» TASK INSTRUCTIONS
1) Answer these questions using the thread on converting an MXNet model to TensorFlow:
(a) Which Python version is listed?
(b) Which destination framework and version are given?
(c) According to the output of the first script, what was the null operator named data converted into?
2) Proceed with the thread on converting an MXNet model to TensorFlow, starting after its last line.

» EXCERPT PROVIDED
[MXNet model-r50-am-lfw] MXNet to TensorFlow: a variable (named id) generated from no where

Question

[MXNet model-r50-am-lfw] MXNet to TensorFlow: a variable (named id) generated from no where

tengerye opened this issue 6 years ago · comments

TengQi Ye commented 6 years ago

Platform: ubuntu 16.04

Python version: Python 3.6.4 :: Anaconda

Source framework with version: MXNet 1.1.0 with GPU

Destination framework with version: Tensorflow 1.1.0 with GPU

Pre-trained model path (webpath or webdisk path): https://drive.google.com/open?id=1x0-EiYX9jMUKiq-n1Bd9OCK4fVB3a54v

Running scripts:

python -m mmdnn.conversion._script.convertToIR -f mxnet -n model-symbol.json -w model-0000.params -d resnet50 --inputShape 3 112 112
python -m mmdnn.conversion._script.IRToCode -f tensorflow --IRModelPath resnet50.pb --IRWeightPath resnet50.npy --dstModelPath tf_resnet50.py
python -m mmdnn.conversion.examples.tensorflow.imagenet_test -s tensorflow -p resnet -n tf_resnet50 -w resnet50.npy

TengQi Ye · Answer 1 · Tue Apr 03 2018 16:13:22 GMT+0800 (China Standard Time)

With the first script, I got:

[15:56:05] src/nnvm/legacy_json_util.cc:190: Loading symbol saved by previous version v0.12.1. Attempting to upgrade...
[15:56:05] src/nnvm/legacy_json_util.cc:198: Symbol successfully upgraded!
/home/yetengqi/anaconda3/lib/python3.6/site-packages/mxnet/module/base_module.py:53: UserWarning: You created Module with Module(..., label_names=['softmax_label']) but input with name 'softmax_label' is not found in symbol.list_arguments(). Did you mean one of:
	data
  warnings.warn(msg)
Warning: MXNet Parser has not supported operator null with name data.
Warning: convert the null operator with name [data] into input layer.
IR network structure is saved as [resnet50.json].
IR network structure is saved as [resnet50.pb].

Element and region data
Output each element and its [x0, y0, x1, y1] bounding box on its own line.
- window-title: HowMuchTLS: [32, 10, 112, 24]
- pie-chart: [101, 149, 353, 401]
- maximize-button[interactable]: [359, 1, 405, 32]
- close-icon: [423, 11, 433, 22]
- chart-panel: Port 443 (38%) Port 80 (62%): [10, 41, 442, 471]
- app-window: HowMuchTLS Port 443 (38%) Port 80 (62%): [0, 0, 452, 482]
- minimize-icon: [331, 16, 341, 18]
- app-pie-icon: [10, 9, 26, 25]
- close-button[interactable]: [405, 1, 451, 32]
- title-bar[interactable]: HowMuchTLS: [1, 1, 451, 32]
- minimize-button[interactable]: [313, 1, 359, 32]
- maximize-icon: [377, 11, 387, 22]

...

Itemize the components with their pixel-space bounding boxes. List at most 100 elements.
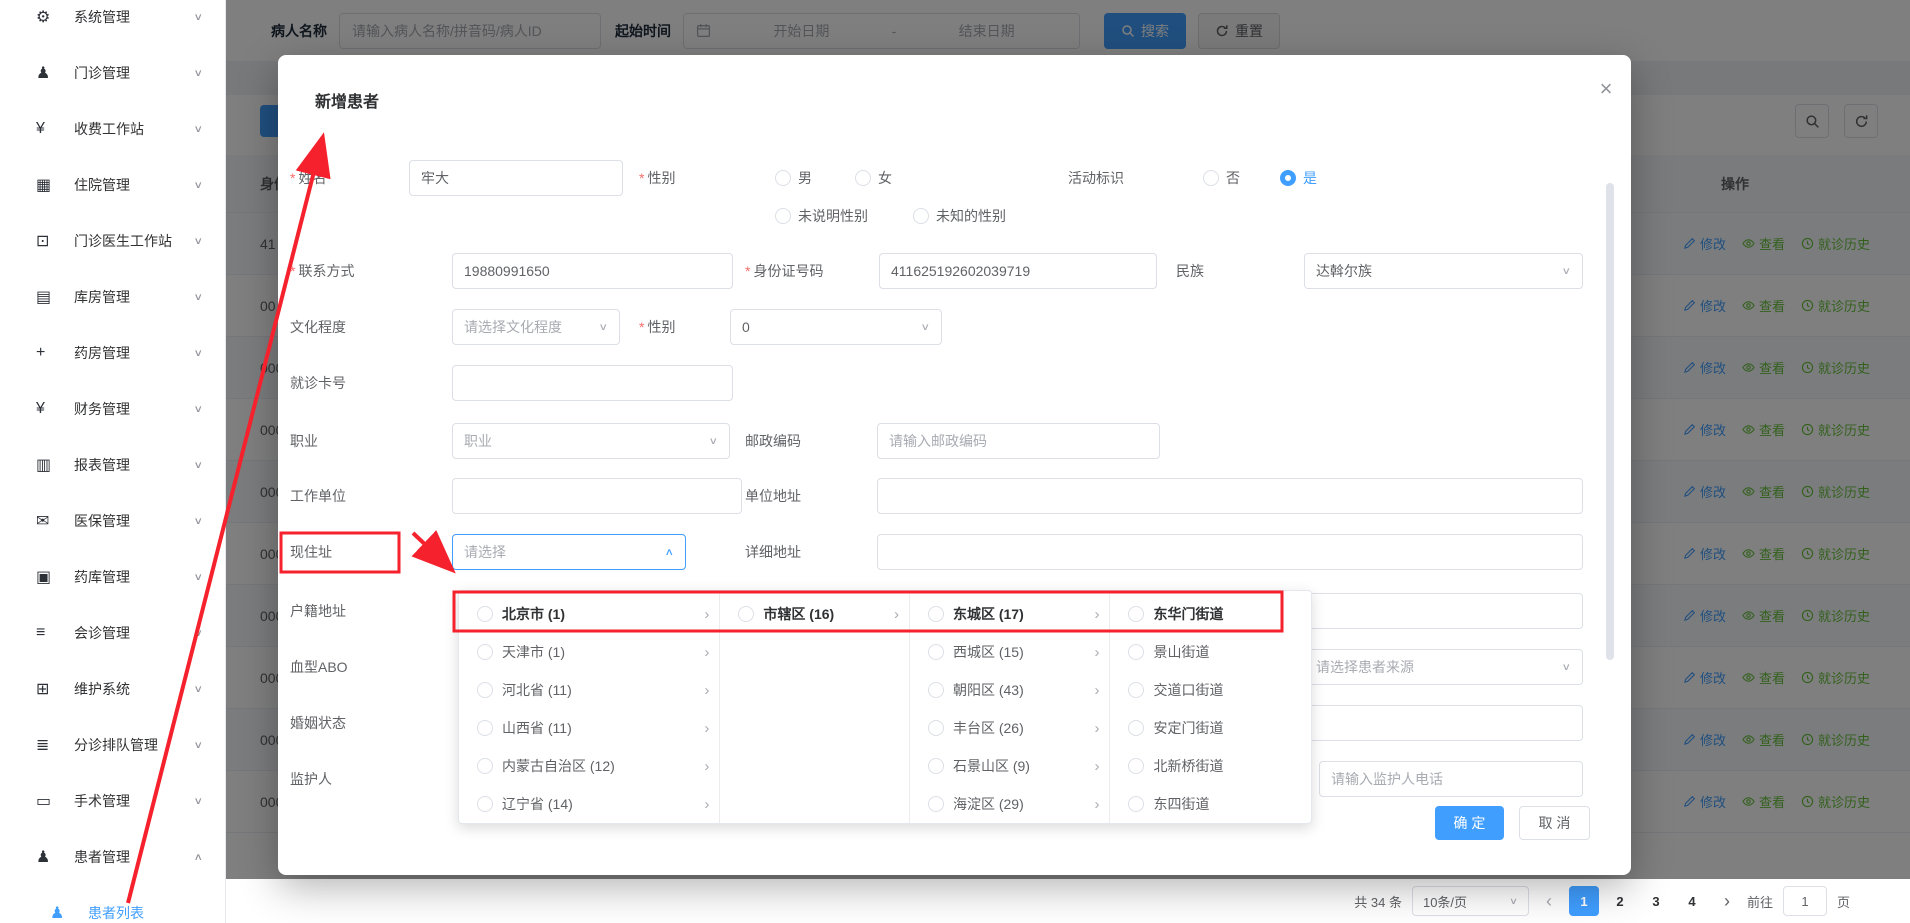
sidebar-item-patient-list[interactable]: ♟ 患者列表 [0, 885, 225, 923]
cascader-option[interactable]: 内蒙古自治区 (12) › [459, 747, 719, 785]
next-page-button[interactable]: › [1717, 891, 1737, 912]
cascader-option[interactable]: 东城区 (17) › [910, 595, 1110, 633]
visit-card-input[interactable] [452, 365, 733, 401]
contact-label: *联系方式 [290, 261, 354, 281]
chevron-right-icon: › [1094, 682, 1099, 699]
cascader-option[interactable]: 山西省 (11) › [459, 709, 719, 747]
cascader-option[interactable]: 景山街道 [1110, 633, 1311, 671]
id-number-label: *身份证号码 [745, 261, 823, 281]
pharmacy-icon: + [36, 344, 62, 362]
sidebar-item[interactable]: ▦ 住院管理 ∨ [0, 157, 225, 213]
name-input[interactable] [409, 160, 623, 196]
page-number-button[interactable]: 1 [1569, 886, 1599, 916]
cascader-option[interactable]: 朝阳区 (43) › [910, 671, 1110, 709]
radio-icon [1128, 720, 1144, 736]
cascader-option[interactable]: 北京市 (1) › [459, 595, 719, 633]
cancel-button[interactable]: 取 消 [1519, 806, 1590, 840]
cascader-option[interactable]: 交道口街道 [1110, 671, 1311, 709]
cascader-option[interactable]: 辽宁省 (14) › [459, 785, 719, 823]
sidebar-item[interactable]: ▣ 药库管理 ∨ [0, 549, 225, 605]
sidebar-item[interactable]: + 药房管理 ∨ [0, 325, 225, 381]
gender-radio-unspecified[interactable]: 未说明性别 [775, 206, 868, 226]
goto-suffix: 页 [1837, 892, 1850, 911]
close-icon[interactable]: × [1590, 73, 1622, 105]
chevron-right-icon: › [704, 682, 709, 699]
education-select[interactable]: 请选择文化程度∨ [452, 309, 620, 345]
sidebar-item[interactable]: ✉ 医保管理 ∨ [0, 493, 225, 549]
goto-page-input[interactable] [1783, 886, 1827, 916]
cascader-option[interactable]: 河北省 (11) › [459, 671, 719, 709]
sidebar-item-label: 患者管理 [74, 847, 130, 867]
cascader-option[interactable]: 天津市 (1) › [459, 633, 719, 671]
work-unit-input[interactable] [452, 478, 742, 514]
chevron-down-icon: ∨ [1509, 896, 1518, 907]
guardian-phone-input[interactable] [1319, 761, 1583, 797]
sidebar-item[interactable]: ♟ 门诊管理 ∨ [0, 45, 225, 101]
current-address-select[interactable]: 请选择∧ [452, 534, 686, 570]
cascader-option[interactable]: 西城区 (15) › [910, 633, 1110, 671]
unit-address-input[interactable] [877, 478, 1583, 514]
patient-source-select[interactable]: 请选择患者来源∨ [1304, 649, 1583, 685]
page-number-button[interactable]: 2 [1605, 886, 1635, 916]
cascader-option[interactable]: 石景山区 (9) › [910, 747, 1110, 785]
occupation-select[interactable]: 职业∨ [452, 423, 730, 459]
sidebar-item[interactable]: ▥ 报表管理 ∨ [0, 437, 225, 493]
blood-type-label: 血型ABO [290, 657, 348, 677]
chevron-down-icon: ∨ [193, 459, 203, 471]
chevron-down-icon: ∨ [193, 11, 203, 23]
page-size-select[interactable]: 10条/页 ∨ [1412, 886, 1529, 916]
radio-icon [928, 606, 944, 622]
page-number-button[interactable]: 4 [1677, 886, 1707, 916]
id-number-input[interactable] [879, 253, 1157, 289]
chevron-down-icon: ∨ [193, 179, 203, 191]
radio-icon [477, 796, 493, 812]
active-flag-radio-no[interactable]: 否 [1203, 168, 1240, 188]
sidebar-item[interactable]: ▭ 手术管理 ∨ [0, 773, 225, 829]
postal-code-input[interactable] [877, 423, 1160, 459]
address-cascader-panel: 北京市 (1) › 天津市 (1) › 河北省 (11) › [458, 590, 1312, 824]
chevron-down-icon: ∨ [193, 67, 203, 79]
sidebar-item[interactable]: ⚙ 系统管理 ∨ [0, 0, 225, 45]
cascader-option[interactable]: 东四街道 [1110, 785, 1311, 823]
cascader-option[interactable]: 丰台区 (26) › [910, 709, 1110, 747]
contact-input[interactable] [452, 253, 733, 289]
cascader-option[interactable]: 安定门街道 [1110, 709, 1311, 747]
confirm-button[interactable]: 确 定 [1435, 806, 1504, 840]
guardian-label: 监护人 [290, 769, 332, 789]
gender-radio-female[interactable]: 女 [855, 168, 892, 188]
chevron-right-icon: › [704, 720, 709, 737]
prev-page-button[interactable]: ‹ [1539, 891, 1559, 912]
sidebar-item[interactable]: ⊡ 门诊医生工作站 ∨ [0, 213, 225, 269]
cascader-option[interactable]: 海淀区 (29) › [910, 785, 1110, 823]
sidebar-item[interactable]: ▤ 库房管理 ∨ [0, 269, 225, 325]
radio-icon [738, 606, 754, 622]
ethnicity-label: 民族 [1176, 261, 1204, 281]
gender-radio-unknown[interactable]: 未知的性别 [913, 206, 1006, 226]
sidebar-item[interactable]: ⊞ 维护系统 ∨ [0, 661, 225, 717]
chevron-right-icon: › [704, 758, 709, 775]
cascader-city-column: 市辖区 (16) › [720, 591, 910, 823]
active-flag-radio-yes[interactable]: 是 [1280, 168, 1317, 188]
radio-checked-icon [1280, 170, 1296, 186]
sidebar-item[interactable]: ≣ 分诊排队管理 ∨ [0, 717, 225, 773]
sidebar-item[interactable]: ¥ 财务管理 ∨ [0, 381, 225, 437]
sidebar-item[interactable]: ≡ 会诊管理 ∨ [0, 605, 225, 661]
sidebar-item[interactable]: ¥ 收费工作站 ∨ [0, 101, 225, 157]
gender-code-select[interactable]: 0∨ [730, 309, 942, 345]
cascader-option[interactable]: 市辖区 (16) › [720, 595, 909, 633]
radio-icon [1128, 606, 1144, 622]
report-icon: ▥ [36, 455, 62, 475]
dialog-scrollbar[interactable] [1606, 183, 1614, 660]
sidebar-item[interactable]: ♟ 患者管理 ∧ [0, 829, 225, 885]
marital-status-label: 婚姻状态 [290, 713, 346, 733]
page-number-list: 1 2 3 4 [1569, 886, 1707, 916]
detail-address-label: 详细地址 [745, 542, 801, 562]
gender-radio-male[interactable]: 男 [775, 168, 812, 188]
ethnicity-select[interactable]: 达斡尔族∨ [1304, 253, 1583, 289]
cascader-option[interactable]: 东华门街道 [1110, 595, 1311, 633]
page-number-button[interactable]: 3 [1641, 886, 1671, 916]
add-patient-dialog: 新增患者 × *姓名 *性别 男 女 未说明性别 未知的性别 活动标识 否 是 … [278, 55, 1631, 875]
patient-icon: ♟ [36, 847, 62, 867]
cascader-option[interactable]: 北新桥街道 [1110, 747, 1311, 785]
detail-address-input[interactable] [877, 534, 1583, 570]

==

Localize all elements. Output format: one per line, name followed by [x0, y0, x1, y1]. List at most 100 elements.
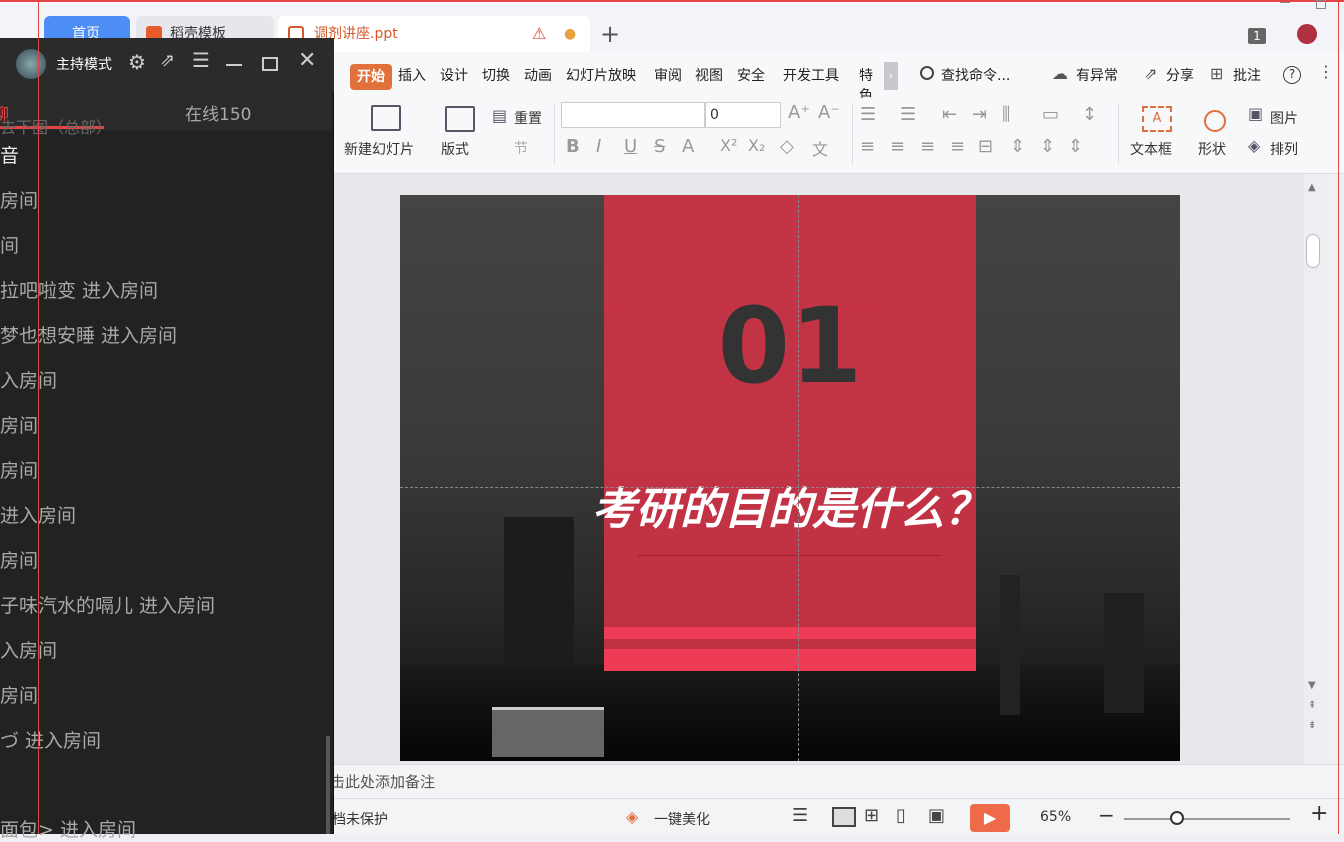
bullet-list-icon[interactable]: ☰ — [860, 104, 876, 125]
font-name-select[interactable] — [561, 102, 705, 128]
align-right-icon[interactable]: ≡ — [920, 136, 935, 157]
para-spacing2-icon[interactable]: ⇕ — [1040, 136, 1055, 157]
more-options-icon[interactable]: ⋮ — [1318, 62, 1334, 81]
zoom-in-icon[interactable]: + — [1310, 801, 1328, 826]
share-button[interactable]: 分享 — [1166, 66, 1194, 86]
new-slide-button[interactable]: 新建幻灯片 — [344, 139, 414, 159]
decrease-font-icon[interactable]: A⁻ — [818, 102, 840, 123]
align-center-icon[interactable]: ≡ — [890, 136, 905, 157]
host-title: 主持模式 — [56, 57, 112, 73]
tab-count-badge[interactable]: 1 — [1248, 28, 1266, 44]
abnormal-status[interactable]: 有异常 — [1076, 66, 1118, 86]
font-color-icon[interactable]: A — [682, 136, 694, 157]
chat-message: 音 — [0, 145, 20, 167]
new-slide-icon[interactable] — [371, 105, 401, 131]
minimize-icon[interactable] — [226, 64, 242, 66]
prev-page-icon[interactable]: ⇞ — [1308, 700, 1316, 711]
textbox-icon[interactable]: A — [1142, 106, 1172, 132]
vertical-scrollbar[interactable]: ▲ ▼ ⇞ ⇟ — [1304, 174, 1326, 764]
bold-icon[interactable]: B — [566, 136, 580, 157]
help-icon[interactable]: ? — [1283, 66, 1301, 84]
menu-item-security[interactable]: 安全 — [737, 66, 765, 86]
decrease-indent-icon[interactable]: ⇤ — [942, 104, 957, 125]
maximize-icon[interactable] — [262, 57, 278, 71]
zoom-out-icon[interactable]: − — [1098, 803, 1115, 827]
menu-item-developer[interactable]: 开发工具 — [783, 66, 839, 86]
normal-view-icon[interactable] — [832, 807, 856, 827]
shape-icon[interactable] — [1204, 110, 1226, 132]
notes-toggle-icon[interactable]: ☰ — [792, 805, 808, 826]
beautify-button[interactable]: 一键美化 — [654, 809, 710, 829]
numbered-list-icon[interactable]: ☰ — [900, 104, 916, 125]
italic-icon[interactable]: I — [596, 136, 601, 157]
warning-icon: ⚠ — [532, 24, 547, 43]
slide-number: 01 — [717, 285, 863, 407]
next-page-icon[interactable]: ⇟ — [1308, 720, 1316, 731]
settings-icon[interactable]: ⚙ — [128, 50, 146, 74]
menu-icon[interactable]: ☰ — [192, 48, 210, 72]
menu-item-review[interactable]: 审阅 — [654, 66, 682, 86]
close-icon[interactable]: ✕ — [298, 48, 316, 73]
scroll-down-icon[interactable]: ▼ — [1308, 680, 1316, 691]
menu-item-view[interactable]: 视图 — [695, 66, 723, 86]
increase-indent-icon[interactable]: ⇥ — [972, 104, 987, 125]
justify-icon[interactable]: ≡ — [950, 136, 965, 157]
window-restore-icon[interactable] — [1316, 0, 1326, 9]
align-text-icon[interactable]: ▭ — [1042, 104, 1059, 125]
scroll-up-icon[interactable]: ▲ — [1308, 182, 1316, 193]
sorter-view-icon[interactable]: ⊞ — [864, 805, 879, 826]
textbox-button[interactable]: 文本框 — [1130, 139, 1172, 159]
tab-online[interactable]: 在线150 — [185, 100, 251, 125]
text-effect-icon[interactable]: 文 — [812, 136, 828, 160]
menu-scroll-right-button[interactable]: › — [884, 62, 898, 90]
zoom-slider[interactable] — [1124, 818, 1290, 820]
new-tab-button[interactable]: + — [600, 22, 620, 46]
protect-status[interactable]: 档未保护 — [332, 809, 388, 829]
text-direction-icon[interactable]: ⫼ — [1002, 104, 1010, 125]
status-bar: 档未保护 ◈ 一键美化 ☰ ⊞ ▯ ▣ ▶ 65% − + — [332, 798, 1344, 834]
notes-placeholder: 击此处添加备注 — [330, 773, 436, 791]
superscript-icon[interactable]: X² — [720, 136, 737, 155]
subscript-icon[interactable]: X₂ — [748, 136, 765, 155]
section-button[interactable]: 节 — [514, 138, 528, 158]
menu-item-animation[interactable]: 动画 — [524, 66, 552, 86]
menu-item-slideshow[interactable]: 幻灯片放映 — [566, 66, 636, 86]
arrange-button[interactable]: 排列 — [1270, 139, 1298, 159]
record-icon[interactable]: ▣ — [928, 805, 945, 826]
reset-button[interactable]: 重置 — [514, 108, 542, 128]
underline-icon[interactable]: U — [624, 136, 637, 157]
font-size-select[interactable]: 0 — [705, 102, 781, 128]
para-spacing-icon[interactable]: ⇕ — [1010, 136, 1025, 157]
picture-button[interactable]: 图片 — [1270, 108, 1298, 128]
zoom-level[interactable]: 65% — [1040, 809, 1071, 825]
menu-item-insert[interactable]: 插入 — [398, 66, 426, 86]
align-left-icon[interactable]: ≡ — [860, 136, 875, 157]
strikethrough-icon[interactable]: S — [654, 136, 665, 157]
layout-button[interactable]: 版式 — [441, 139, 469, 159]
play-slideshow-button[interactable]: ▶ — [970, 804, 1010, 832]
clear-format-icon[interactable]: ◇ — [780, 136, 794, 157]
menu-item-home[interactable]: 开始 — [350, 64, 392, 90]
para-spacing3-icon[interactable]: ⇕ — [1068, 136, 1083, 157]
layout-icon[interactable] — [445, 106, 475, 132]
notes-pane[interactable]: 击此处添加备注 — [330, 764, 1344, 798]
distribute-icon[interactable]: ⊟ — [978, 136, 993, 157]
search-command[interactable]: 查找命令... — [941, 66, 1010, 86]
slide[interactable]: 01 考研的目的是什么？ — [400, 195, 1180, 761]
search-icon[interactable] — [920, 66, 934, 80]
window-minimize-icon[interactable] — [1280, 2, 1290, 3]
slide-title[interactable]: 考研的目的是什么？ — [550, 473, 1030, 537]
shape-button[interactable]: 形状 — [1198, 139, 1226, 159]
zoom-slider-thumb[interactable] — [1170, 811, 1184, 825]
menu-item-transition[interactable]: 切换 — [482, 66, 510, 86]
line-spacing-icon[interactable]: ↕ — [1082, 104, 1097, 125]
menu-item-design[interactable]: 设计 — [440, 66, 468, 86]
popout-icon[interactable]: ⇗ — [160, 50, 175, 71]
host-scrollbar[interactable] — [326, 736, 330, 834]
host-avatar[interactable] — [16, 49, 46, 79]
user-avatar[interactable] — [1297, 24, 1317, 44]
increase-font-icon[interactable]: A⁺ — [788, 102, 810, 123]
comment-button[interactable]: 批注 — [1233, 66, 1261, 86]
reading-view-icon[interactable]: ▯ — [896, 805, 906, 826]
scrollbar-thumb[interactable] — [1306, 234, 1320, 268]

» ANSWERS FOR THIS EXERCISE
1)
(a) Python 3.6.4 :: Anaconda
(b) Tensorflow 1.1.0 with GPU
(c) An input layer

2)
IR weights are saved as [resnet50.npy].

With the second script, I got:

Parse file [resnet50.pb] with binary format successfully.
TensorflowEmitter has not supported operator [_copy].
id
Target network code snippet is saved as [tf_resnet50.py].

With the third script, I got:

Traceback (most recent call last):
  File "/home/yetengqi/anaconda3/lib/python3.6/runpy.py", line 193, in _run_module_as_main
    "__main__", mod_spec)
  File "/home/yetengqi/anaconda3/lib/python3.6/runpy.py", line 85, in _run_code
    exec(code, run_globals)
  File "/home/yetengqi/anaconda3/lib/python3.6/site-packages/mmdnn/conversion/examples/tensorflow/imagenet_test.py", line 71, in <module>
    tester = TestTF()
  File "/home/yetengqi/anaconda3/lib/python3.6/site-packages/mmdnn/conversion/examples/tensorflow/imagenet_test.py", line 20, in __init__
    self.input, self.model = self.MainModel.KitModel(self.args.w)
  File "/media/yetengqi/9e162b12-a483-4c2e-9967-0c36a024d616/home/tengqi/projects/faceRecognition/baseline/insightface/model-r50-am-lfw/tf_resnet50.py", line 26, in KitModel
    _minusscalar0_second = tf.constant(__weights_dict['_minusscalar0_second']['value'], name='_minusscalar0_second')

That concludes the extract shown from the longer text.